§ PROBLEM DESCRIPTION
Copy the lines from the one containing "Detect and localize" down through the one containing "rain10-cell: 0 — [143, 347, 193, 368]", leaving out the pictures.

§ DATA IN THIS EXERCISE

::::::::

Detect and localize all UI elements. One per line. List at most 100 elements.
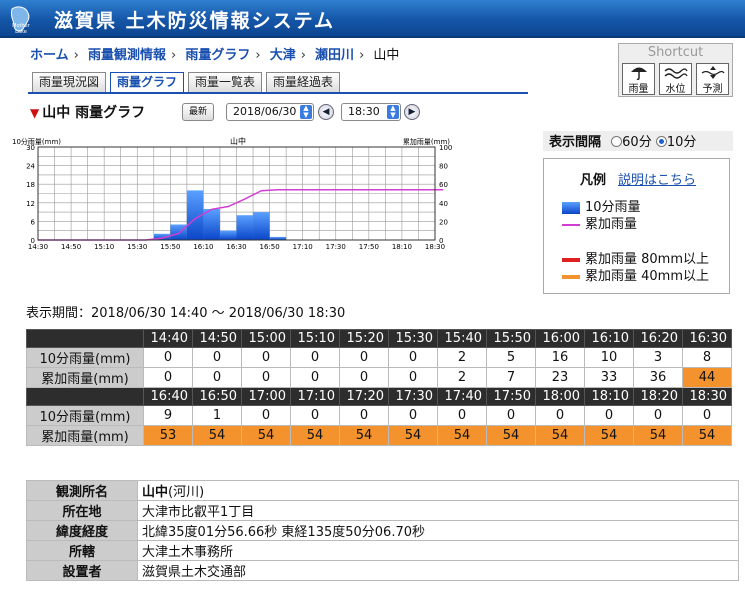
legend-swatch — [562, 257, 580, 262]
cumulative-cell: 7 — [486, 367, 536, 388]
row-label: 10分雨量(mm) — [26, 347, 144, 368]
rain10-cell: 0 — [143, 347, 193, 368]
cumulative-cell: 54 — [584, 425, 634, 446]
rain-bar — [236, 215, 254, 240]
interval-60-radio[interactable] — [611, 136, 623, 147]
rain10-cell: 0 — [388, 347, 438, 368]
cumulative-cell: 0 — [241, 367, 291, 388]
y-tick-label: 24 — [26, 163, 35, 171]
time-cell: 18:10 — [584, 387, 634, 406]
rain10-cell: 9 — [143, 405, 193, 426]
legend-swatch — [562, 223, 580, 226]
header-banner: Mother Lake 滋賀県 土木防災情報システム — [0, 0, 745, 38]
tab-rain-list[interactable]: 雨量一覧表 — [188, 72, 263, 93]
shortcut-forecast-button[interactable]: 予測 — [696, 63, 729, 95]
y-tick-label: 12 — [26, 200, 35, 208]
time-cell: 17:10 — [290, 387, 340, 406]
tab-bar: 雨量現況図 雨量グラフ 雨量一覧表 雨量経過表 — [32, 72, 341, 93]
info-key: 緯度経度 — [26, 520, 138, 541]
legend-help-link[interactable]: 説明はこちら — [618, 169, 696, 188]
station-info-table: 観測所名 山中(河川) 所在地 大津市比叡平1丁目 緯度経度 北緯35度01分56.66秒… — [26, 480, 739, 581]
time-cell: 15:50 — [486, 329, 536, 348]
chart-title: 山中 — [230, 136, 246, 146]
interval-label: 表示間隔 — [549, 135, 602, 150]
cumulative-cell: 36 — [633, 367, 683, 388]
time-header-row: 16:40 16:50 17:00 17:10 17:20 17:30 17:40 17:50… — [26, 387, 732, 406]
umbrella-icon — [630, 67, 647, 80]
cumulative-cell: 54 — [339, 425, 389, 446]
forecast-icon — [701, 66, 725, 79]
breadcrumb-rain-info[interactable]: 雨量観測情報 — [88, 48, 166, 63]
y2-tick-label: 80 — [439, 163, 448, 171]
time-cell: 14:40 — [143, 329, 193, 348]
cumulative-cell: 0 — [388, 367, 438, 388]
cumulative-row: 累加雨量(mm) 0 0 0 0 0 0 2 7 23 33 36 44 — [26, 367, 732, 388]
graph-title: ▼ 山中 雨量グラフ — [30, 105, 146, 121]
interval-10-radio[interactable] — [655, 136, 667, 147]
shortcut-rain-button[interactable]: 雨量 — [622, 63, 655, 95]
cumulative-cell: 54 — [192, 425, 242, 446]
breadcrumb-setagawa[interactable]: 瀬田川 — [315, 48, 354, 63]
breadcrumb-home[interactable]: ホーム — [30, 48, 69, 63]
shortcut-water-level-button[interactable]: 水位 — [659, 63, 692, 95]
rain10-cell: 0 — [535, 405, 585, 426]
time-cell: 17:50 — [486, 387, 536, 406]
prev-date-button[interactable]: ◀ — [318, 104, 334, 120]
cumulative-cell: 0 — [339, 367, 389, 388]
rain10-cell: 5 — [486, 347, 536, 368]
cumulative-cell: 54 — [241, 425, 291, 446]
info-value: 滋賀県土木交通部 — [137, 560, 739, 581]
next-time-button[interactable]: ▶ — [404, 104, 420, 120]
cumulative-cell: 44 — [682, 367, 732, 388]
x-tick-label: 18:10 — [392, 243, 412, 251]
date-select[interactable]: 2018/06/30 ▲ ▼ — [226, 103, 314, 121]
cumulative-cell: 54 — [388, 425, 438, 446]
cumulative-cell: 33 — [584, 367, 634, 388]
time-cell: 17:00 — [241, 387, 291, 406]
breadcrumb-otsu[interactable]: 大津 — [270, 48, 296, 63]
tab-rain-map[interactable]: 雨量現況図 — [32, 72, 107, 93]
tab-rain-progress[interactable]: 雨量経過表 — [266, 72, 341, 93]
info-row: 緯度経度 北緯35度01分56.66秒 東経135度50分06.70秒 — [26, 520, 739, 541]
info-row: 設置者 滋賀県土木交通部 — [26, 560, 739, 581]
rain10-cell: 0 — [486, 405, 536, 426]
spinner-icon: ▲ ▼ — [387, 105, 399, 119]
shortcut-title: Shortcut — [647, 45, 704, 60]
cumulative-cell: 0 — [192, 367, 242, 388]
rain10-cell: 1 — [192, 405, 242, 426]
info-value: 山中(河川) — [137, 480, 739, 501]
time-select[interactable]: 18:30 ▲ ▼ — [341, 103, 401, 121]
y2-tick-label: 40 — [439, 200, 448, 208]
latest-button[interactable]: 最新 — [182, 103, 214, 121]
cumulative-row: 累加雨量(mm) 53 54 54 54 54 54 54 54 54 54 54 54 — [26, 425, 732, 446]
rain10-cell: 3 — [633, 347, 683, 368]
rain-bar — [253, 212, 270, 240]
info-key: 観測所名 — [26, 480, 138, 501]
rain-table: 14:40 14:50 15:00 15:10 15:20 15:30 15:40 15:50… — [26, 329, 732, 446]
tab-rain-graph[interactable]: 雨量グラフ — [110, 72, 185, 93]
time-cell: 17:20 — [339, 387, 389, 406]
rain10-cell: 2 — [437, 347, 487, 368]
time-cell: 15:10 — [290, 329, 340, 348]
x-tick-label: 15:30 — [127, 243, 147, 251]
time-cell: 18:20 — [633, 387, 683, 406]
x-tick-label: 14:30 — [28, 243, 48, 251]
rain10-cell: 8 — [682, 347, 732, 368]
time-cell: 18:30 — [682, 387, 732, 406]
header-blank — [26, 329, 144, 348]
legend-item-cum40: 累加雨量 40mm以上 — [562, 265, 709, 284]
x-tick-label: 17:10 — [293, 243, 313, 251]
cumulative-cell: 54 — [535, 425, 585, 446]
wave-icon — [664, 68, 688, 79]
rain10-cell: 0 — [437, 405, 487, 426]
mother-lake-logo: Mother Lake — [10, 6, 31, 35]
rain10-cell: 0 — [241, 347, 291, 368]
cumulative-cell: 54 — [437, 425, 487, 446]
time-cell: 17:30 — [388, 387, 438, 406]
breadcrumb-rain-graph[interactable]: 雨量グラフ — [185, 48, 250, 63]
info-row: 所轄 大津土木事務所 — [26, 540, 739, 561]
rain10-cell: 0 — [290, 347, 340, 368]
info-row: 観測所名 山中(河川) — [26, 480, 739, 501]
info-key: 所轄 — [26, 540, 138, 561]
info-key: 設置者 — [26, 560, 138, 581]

::::::::

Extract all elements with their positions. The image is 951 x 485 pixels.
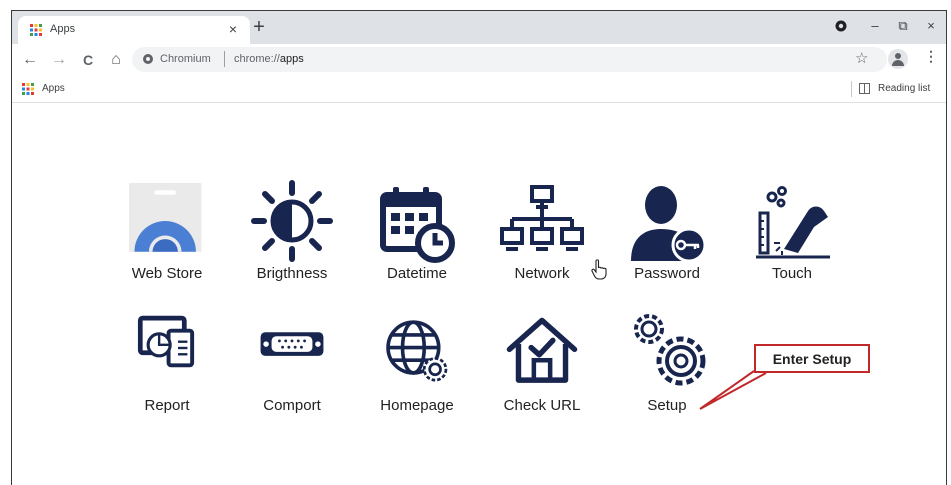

::::::::

§ THE RESULT
Detect and localize all UI elements. One per line. List at most 100 elements.
legend-swatch — [562, 257, 580, 262]
cumulative-cell: 7 — [486, 367, 536, 388]
row-label: 10分雨量(mm) — [26, 347, 144, 368]
rain10-cell: 0 — [143, 347, 193, 368]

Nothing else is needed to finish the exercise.